EXERCISE DESCRIPTION:
Put every line of all the rows below into a Markdown table with the columns No. and Line, numbering the lines in order and skipping blank ones. Leave the pictures out of the table.

------ DATA FOR THIS EXERCISE ------

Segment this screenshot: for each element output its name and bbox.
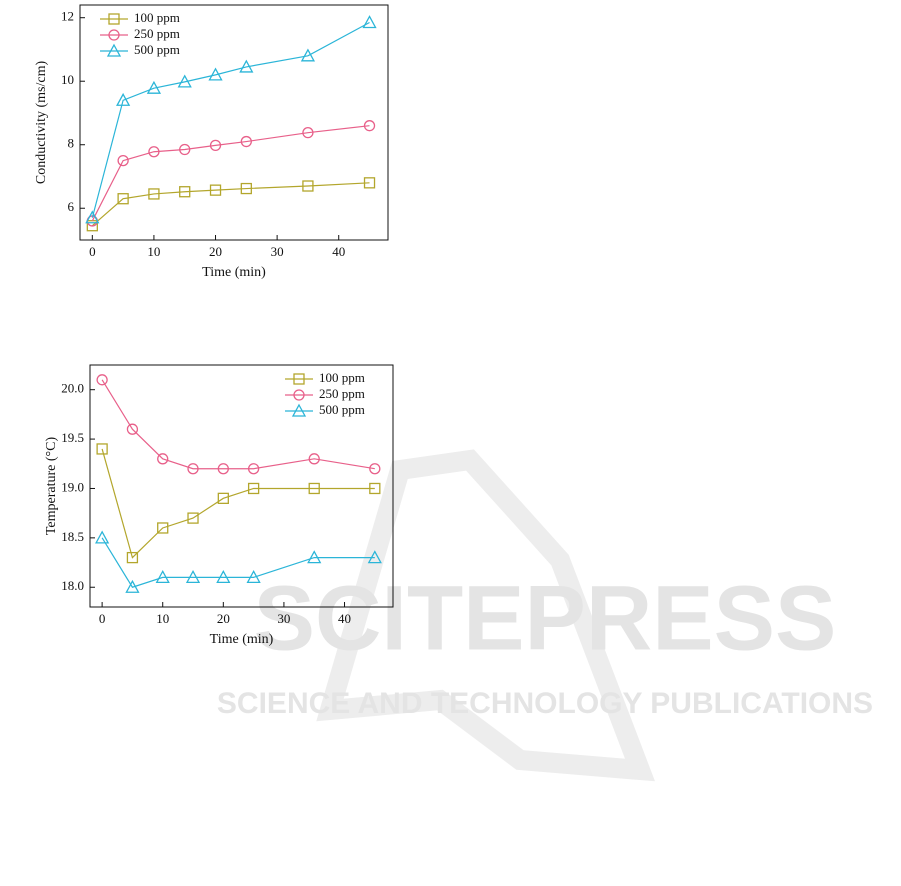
y-tick-label: 6 bbox=[68, 199, 75, 214]
x-tick-label: 30 bbox=[277, 611, 290, 626]
marker bbox=[247, 463, 260, 475]
marker bbox=[157, 522, 169, 534]
x-tick-label: 30 bbox=[271, 244, 284, 259]
marker bbox=[85, 210, 100, 224]
marker bbox=[117, 193, 129, 205]
marker bbox=[96, 374, 108, 386]
x-tick-label: 20 bbox=[209, 244, 222, 259]
marker bbox=[302, 180, 314, 192]
marker bbox=[308, 482, 320, 495]
legend-marker bbox=[106, 43, 122, 57]
marker bbox=[157, 453, 169, 465]
legend-label: 500 ppm bbox=[134, 42, 180, 57]
y-tick-label: 18.0 bbox=[61, 578, 84, 593]
legend-marker bbox=[291, 403, 307, 417]
series-line bbox=[91, 125, 370, 222]
x-axis-label: Time (min) bbox=[210, 632, 274, 647]
y-tick-label: 8 bbox=[68, 136, 75, 151]
legend-label: 500 ppm bbox=[319, 402, 365, 417]
series-line bbox=[91, 21, 370, 218]
marker bbox=[369, 463, 381, 475]
marker bbox=[217, 492, 229, 504]
marker bbox=[367, 550, 382, 564]
marker bbox=[216, 570, 231, 584]
marker bbox=[300, 48, 316, 62]
marker bbox=[363, 177, 376, 189]
marker bbox=[126, 551, 139, 564]
y-tick-label: 18.5 bbox=[61, 529, 84, 544]
marker bbox=[302, 127, 314, 139]
legend-label: 250 ppm bbox=[319, 386, 365, 401]
marker bbox=[187, 512, 199, 524]
marker bbox=[209, 139, 222, 152]
marker bbox=[179, 143, 191, 156]
x-tick-label: 10 bbox=[156, 611, 169, 626]
marker bbox=[126, 423, 139, 435]
legend-marker bbox=[108, 29, 120, 41]
marker bbox=[240, 182, 252, 195]
series-line bbox=[91, 182, 370, 227]
legend-marker bbox=[108, 13, 120, 25]
legend-label: 100 ppm bbox=[134, 10, 180, 25]
watermark-logo bbox=[316, 449, 655, 782]
marker bbox=[308, 453, 320, 465]
x-axis-label: Time (min) bbox=[202, 265, 266, 280]
marker bbox=[363, 120, 376, 132]
legend-marker bbox=[293, 373, 305, 385]
legend-label: 250 ppm bbox=[134, 26, 180, 41]
marker bbox=[116, 92, 131, 106]
y-tick-label: 19.0 bbox=[61, 479, 84, 494]
marker bbox=[209, 184, 222, 196]
marker bbox=[185, 570, 201, 584]
series-line bbox=[101, 379, 375, 470]
x-tick-label: 0 bbox=[89, 244, 96, 259]
marker bbox=[247, 482, 260, 495]
y-axis-label: Conductivity (ms/cm) bbox=[34, 61, 49, 185]
marker bbox=[177, 74, 192, 88]
x-tick-label: 40 bbox=[332, 244, 345, 259]
legend-label: 100 ppm bbox=[319, 370, 365, 385]
marker bbox=[362, 15, 377, 29]
y-tick-label: 19.5 bbox=[61, 430, 84, 445]
legend-marker bbox=[293, 389, 305, 401]
plot-frame bbox=[79, 4, 389, 241]
y-tick-label: 20.0 bbox=[61, 381, 84, 396]
series-line bbox=[101, 448, 375, 559]
x-tick-label: 40 bbox=[338, 611, 351, 626]
marker bbox=[179, 186, 191, 198]
watermark-title: SCITEPRESS bbox=[254, 567, 837, 669]
x-tick-label: 0 bbox=[99, 611, 106, 626]
marker bbox=[117, 154, 129, 167]
marker bbox=[95, 530, 110, 544]
marker bbox=[246, 570, 261, 584]
marker bbox=[148, 188, 160, 200]
marker bbox=[217, 463, 229, 475]
marker bbox=[240, 135, 252, 148]
marker bbox=[239, 59, 254, 73]
marker bbox=[148, 146, 160, 158]
plot-frame bbox=[89, 364, 394, 608]
x-tick-label: 10 bbox=[147, 244, 160, 259]
marker bbox=[208, 67, 223, 81]
x-tick-label: 20 bbox=[217, 611, 230, 626]
marker bbox=[155, 570, 170, 584]
marker bbox=[369, 482, 381, 495]
series-line bbox=[101, 537, 375, 588]
y-tick-label: 10 bbox=[61, 72, 74, 87]
marker bbox=[96, 443, 108, 455]
marker bbox=[125, 579, 140, 593]
watermark-subtitle: SCIENCE AND TECHNOLOGY PUBLICATIONS bbox=[217, 687, 873, 720]
marker bbox=[146, 80, 162, 94]
marker bbox=[307, 550, 322, 564]
y-axis-label: Temperature (°C) bbox=[44, 437, 59, 536]
y-tick-label: 12 bbox=[61, 9, 74, 24]
marker bbox=[187, 463, 199, 475]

------

FINISHED ANSWER:
| No. | Line |
|---|---|
| 1 | Segment this screenshot: for each element output its name and bbox. |
| 2 | y-tick-label: 6 bbox=[68, 199, 75, 214] |
| 3 | x-tick-label: 30 bbox=[277, 611, 290, 626] |
| 4 | marker bbox=[247, 463, 260, 475] |
| 5 | marker bbox=[157, 522, 169, 534] |
| 6 | x-tick-label: 30 bbox=[271, 244, 284, 259] |
| 7 | marker bbox=[85, 210, 100, 224] |
| 8 | marker bbox=[117, 193, 129, 205] |
| 9 | marker bbox=[96, 374, 108, 386] |
| 10 | x-tick-label: 20 bbox=[209, 244, 222, 259] |
| 11 | marker bbox=[302, 180, 314, 192] |
| 12 | marker bbox=[308, 482, 320, 495] |
| 13 | legend-marker bbox=[106, 43, 122, 57] |
| 14 | marker bbox=[157, 453, 169, 465] |
| 15 | legend-label: 500 ppm bbox=[134, 42, 180, 57] |
| 16 | y-tick-label: 18.0 bbox=[61, 578, 84, 593] |
| 17 | legend-marker bbox=[291, 403, 307, 417] |
| 18 | series-line bbox=[91, 125, 370, 222] |
| 19 | x-axis-label: Time (min) bbox=[210, 632, 274, 647] |
| 20 | y-tick-label: 8 bbox=[68, 136, 75, 151] |
| 21 | legend-label: 500 ppm bbox=[319, 402, 365, 417] |
| 22 | series-line bbox=[91, 21, 370, 218] |
| 23 | marker bbox=[369, 463, 381, 475] |
| 24 | marker bbox=[217, 492, 229, 504] |
| 25 | marker bbox=[367, 550, 382, 564] |
| 26 | marker bbox=[216, 570, 231, 584] |
| 27 | marker bbox=[300, 48, 316, 62] |
| 28 | marker bbox=[363, 177, 376, 189] |
| 29 | marker bbox=[126, 551, 139, 564] |
| 30 | y-tick-label: 18.5 bbox=[61, 529, 84, 544] |
| 31 | marker bbox=[302, 127, 314, 139] |
| 32 | legend-label: 250 ppm bbox=[319, 386, 365, 401] |
| 33 | marker bbox=[187, 512, 199, 524] |
| 34 | marker bbox=[209, 139, 222, 152] |
| 35 | marker bbox=[179, 143, 191, 156] |
| 36 | x-tick-label: 10 bbox=[156, 611, 169, 626] |
| 37 | marker bbox=[126, 423, 139, 435] |
| 38 | legend-marker bbox=[108, 29, 120, 41] |
| 39 | marker bbox=[240, 182, 252, 195] |
| 40 | series-line bbox=[91, 182, 370, 227] |
| 41 | legend-marker bbox=[108, 13, 120, 25] |
| 42 | legend-label: 100 ppm bbox=[134, 10, 180, 25] |
| 43 | watermark-logo bbox=[316, 449, 655, 782] |
| 44 | marker bbox=[308, 453, 320, 465] |
| 45 | x-axis-label: Time (min) bbox=[202, 265, 266, 280] |
| 46 | marker bbox=[363, 120, 376, 132] |
| 47 | legend-marker bbox=[293, 373, 305, 385] |
| 48 | legend-label: 250 ppm bbox=[134, 26, 180, 41] |
| 49 | marker bbox=[116, 92, 131, 106] |
| 50 | y-tick-label: 19.0 bbox=[61, 479, 84, 494] |
| 51 | marker bbox=[209, 184, 222, 196] |
| 52 | marker bbox=[185, 570, 201, 584] |
| 53 | series-line bbox=[101, 379, 375, 470] |
| 54 | x-tick-label: 0 bbox=[89, 244, 96, 259] |
| 55 | marker bbox=[247, 482, 260, 495] |
| 56 | y-axis-label: Conductivity (ms/cm) bbox=[34, 61, 49, 185] |
| 57 | marker bbox=[177, 74, 192, 88] |
| 58 | x-tick-label: 40 bbox=[332, 244, 345, 259] |
| 59 | legend-label: 100 ppm bbox=[319, 370, 365, 385] |
| 60 | marker bbox=[362, 15, 377, 29] |
| 61 | y-tick-label: 19.5 bbox=[61, 430, 84, 445] |
| 62 | legend-marker bbox=[293, 389, 305, 401] |
| 63 | plot-frame bbox=[79, 4, 389, 241] |
| 64 | y-tick-label: 20.0 bbox=[61, 381, 84, 396] |
| 65 | series-line bbox=[101, 448, 375, 559] |
| 66 | x-tick-label: 40 bbox=[338, 611, 351, 626] |
| 67 | marker bbox=[179, 186, 191, 198] |
| 68 | watermark-title: SCITEPRESS bbox=[254, 567, 837, 669] |
| 69 | x-tick-label: 0 bbox=[99, 611, 106, 626] |
| 70 | marker bbox=[117, 154, 129, 167] |
| 71 | marker bbox=[95, 530, 110, 544] |
| 72 | marker bbox=[246, 570, 261, 584] |
| 73 | marker bbox=[148, 188, 160, 200] |
| 74 | marker bbox=[217, 463, 229, 475] |
| 75 | marker bbox=[240, 135, 252, 148] |
| 76 | marker bbox=[239, 59, 254, 73] |
| 77 | marker bbox=[148, 146, 160, 158] |
| 78 | plot-frame bbox=[89, 364, 394, 608] |
| 79 | x-tick-label: 10 bbox=[147, 244, 160, 259] |
| 80 | marker bbox=[208, 67, 223, 81] |
| 81 | x-tick-label: 20 bbox=[217, 611, 230, 626] |
| 82 | marker bbox=[155, 570, 170, 584] |
| 83 | marker bbox=[369, 482, 381, 495] |
| 84 | series-line bbox=[101, 537, 375, 588] |
| 85 | y-tick-label: 10 bbox=[61, 72, 74, 87] |
| 86 | marker bbox=[96, 443, 108, 455] |
| 87 | marker bbox=[125, 579, 140, 593] |
| 88 | watermark-subtitle: SCIENCE AND TECHNOLOGY PUBLICATIONS bbox=[217, 687, 873, 720] |
| 89 | marker bbox=[146, 80, 162, 94] |
| 90 | marker bbox=[307, 550, 322, 564] |
| 91 | y-axis-label: Temperature (°C) bbox=[44, 437, 59, 536] |
| 92 | y-tick-label: 12 bbox=[61, 9, 74, 24] |
| 93 | marker bbox=[187, 463, 199, 475] |